◆ Input:

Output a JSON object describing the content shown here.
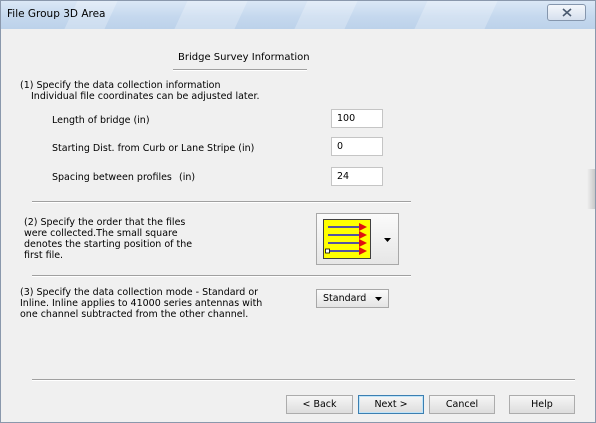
{
  "window": {
    "title": "File Group 3D Area"
  },
  "section": {
    "title": "Bridge Survey Information"
  },
  "step1": {
    "line1": "(1) Specify the data collection information",
    "line2": "Individual file coordinates can be adjusted later.",
    "length_label": "Length of bridge  (in)",
    "length_value": "100",
    "start_label": "Starting Dist. from Curb or Lane Stripe  (in)",
    "start_value": "0",
    "spacing_label": "Spacing between profiles",
    "spacing_unit": "(in)",
    "spacing_value": "24"
  },
  "step2": {
    "line1": "(2) Specify the order that the files",
    "line2": "were collected.The small square",
    "line3": "denotes the starting position of the",
    "line4": "first file.",
    "image_icon": "zigzag-order-icon",
    "colors": {
      "background": "#ffff00",
      "lines": "#1a1ad6",
      "arrows": "#e01010"
    }
  },
  "step3": {
    "line1": "(3) Specify the data collection mode - Standard or",
    "line2": "Inline. Inline applies to 41000 series antennas with",
    "line3": "one channel subtracted from the other channel.",
    "mode_selected": "Standard"
  },
  "buttons": {
    "back": "< Back",
    "next": "Next >",
    "cancel": "Cancel",
    "help": "Help"
  }
}
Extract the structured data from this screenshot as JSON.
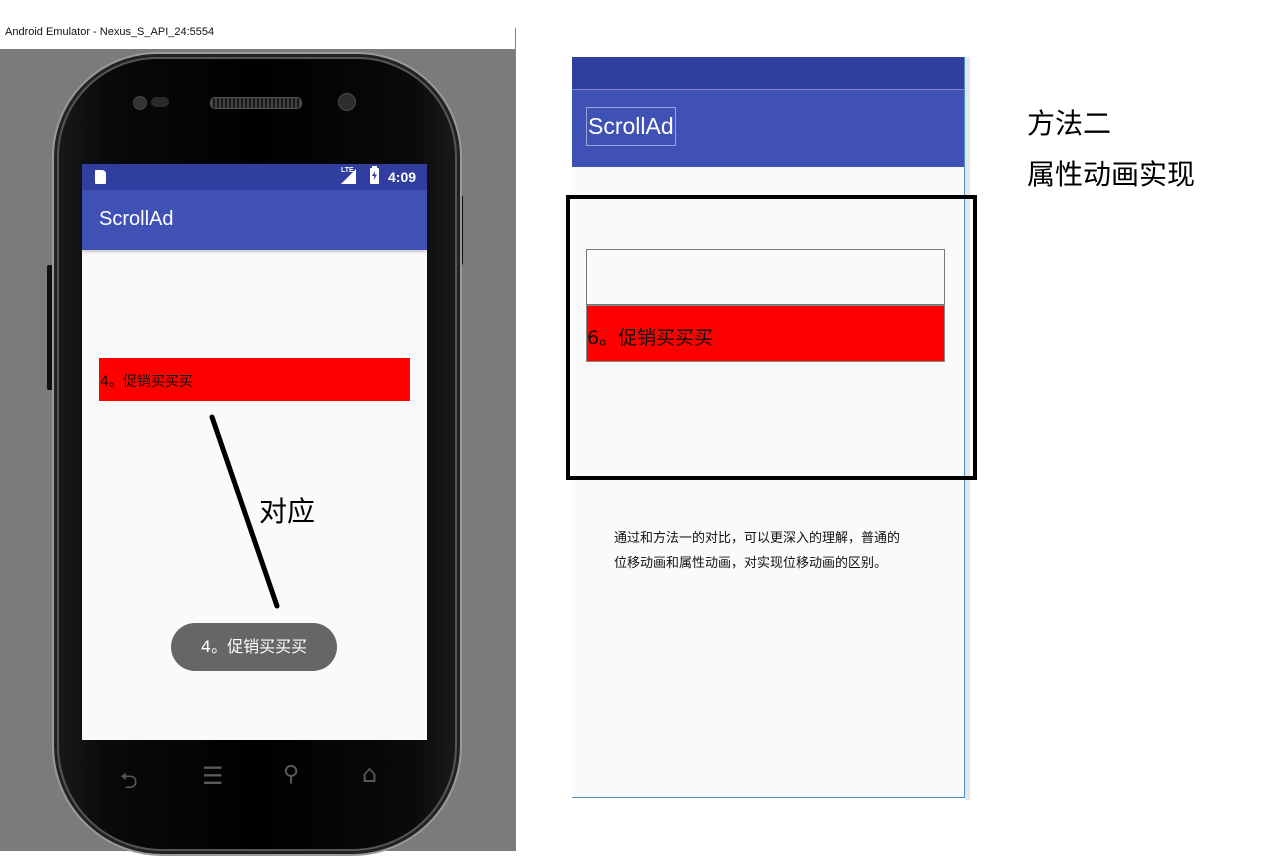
{
  "emulator": {
    "window_title": "Android Emulator - Nexus_S_API_24:5554",
    "status_bar": {
      "network": "LTE",
      "time": "4:09"
    },
    "app_bar": {
      "title": "ScrollAd"
    },
    "ad_banner_text": "4。促销买买买",
    "toast_text": "4。促销买买买",
    "nav_icons": [
      "back-icon",
      "menu-icon",
      "search-icon",
      "home-icon"
    ]
  },
  "annotation": {
    "label": "对应"
  },
  "preview": {
    "app_title": "ScrollAd",
    "ad_banner_text": "6。促销买买买",
    "note": "通过和方法一的对比，可以更深入的理解，普通的位移动画和属性动画，对实现位移动画的区别。"
  },
  "method": {
    "title": "方法二",
    "subtitle": "属性动画实现"
  },
  "colors": {
    "status_bar": "#303f9f",
    "app_bar": "#3f51b5",
    "ad_red": "#ff0000",
    "toast": "#666666",
    "emulator_bg": "#7b7b7b"
  }
}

◆ Goal of the exercise:
Make a word-for-word copy of the entries, without any pictures.

◆ Problem solution:
Output a JSON object describing the content shown here.
{
  "window": {
    "title": "File Group 3D Area"
  },
  "section": {
    "title": "Bridge Survey Information"
  },
  "step1": {
    "line1": "(1) Specify the data collection information",
    "line2": "Individual file coordinates can be adjusted later.",
    "length_label": "Length of bridge  (in)",
    "length_value": "100",
    "start_label": "Starting Dist. from Curb or Lane Stripe  (in)",
    "start_value": "0",
    "spacing_label": "Spacing between profiles",
    "spacing_unit": "(in)",
    "spacing_value": "24"
  },
  "step2": {
    "line1": "(2) Specify the order that the files",
    "line2": "were collected.The small square",
    "line3": "denotes the starting position of the",
    "line4": "first file.",
    "image_icon": "zigzag-order-icon",
    "colors": {
      "background": "#ffff00",
      "lines": "#1a1ad6",
      "arrows": "#e01010"
    }
  },
  "step3": {
    "line1": "(3) Specify the data collection mode - Standard or",
    "line2": "Inline. Inline applies to 41000 series antennas with",
    "line3": "one channel subtracted from the other channel.",
    "mode_selected": "Standard"
  },
  "buttons": {
    "back": "< Back",
    "next": "Next >",
    "cancel": "Cancel",
    "help": "Help"
  }
}
Extract the structured data from this screenshot as JSON.
{
  "emulator": {
    "window_title": "Android Emulator - Nexus_S_API_24:5554",
    "status_bar": {
      "network": "LTE",
      "time": "4:09"
    },
    "app_bar": {
      "title": "ScrollAd"
    },
    "ad_banner_text": "4。促销买买买",
    "toast_text": "4。促销买买买",
    "nav_icons": [
      "back-icon",
      "menu-icon",
      "search-icon",
      "home-icon"
    ]
  },
  "annotation": {
    "label": "对应"
  },
  "preview": {
    "app_title": "ScrollAd",
    "ad_banner_text": "6。促销买买买",
    "note": "通过和方法一的对比，可以更深入的理解，普通的位移动画和属性动画，对实现位移动画的区别。"
  },
  "method": {
    "title": "方法二",
    "subtitle": "属性动画实现"
  },
  "colors": {
    "status_bar": "#303f9f",
    "app_bar": "#3f51b5",
    "ad_red": "#ff0000",
    "toast": "#666666",
    "emulator_bg": "#7b7b7b"
  }
}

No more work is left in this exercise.